## JOB
Locate every line below that contains the word "text" and copy it.

Saved entries:

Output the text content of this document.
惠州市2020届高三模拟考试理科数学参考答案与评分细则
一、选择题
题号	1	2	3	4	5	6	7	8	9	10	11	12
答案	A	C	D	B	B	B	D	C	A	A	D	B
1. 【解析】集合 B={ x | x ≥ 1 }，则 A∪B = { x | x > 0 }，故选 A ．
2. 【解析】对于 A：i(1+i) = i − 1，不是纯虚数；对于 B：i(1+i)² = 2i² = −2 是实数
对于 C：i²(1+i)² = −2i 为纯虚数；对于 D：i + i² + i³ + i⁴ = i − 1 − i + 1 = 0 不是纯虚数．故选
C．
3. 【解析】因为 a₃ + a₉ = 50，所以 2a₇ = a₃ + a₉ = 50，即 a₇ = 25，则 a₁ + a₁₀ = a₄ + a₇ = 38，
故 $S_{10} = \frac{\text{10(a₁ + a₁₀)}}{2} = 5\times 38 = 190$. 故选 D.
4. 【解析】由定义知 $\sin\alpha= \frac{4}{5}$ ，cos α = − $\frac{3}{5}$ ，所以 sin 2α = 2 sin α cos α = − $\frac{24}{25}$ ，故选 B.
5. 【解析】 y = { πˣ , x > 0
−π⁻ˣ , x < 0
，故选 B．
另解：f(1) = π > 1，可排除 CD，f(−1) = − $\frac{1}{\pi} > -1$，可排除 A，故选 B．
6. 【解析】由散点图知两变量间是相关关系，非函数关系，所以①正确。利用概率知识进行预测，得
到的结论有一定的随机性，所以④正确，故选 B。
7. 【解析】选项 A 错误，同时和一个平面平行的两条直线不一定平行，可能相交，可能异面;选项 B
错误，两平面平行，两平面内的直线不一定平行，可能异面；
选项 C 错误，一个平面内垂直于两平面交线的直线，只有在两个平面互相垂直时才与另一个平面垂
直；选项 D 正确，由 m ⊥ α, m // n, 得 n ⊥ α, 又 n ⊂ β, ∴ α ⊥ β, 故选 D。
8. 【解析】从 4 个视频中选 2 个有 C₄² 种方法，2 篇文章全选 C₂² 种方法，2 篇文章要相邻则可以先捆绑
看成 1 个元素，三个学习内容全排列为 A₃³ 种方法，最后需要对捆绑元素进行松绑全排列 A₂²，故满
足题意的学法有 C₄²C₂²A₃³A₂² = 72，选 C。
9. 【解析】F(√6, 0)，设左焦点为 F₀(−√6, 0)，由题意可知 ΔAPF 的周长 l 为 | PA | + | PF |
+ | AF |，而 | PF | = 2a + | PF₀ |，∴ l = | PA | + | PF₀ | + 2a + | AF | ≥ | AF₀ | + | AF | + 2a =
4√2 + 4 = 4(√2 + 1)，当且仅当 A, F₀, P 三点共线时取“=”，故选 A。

## SOLUTION FOR THIS PROBLEM
Output the text content of this document.
故 $S_{10} = \frac{\text{10(a₁ + a₁₀)}}{2} = 5\times 38 = 190$. 故选 D.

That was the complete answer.